- _TO BE DONE_
Each record below is to be reproduced without any change.
• • • • •
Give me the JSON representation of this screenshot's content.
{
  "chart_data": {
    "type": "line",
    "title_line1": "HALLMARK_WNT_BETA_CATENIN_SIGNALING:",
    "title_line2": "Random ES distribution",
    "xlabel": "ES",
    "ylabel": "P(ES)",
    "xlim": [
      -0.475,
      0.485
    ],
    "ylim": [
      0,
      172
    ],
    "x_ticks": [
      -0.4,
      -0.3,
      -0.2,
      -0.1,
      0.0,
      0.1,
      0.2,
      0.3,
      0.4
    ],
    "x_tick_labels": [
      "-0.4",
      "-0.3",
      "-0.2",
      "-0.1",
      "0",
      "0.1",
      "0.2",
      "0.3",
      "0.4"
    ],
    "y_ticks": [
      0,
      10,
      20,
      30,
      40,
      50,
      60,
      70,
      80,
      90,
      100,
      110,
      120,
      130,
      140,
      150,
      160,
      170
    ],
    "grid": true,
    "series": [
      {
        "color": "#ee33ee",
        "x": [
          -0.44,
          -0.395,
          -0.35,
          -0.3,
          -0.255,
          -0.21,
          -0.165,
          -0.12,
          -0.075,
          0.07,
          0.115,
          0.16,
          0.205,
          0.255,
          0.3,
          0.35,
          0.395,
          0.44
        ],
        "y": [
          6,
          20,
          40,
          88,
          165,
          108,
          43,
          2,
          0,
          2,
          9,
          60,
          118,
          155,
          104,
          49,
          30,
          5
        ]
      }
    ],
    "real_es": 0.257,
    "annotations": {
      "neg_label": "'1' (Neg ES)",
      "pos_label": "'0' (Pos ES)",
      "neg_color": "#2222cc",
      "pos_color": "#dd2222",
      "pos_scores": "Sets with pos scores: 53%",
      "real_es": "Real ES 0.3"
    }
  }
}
• • • • •
- _SOLUTION_
Give me the JSON representation of this screenshot's content.
{
  "chart_data": {
    "type": "line",
    "title_line1": "HALLMARK_WNT_BETA_CATENIN_SIGNALING:",
    "title_line2": "Random ES distribution",
    "xlabel": "ES",
    "ylabel": "P(ES)",
    "xlim": [
      -0.475,
      0.485
    ],
    "ylim": [
      0,
      172
    ],
    "x_ticks": [
      -0.4,
      -0.3,
      -0.2,
      -0.1,
      0.0,
      0.1,
      0.2,
      0.3,
      0.4
    ],
    "x_tick_labels": [
      "-0.4",
      "-0.3",
      "-0.2",
      "-0.1",
      "0",
      "0.1",
      "0.2",
      "0.3",
      "0.4"
    ],
    "y_ticks": [
      0,
      10,
      20,
      30,
      40,
      50,
      60,
      70,
      80,
      90,
      100,
      110,
      120,
      130,
      140,
      150,
      160,
      170
    ],
    "grid": true,
    "series": [
      {
        "color": "#ee33ee",
        "x": [
          -0.44,
          -0.395,
          -0.35,
          -0.3,
          -0.255,
          -0.21,
          -0.165,
          -0.12,
          -0.075,
          0.07,
          0.115,
          0.16,
          0.205,
          0.255,
          0.3,
          0.35,
          0.395,
          0.44
        ],
        "y": [
          6,
          20,
          40,
          88,
          165,
          108,
          43,
          2,
          0,
          2,
          9,
          60,
          118,
          155,
          104,
          49,
          30,
          5
        ]
      }
    ],
    "real_es": 0.257,
    "annotations": {
      "neg_label": "'1' (Neg ES)",
      "pos_label": "'0' (Pos ES)",
      "neg_color": "#2222cc",
      "pos_color": "#dd2222",
      "pos_scores": "Sets with pos scores: 53%",
      "real_es": "Real ES 0.3"
    }
  }
}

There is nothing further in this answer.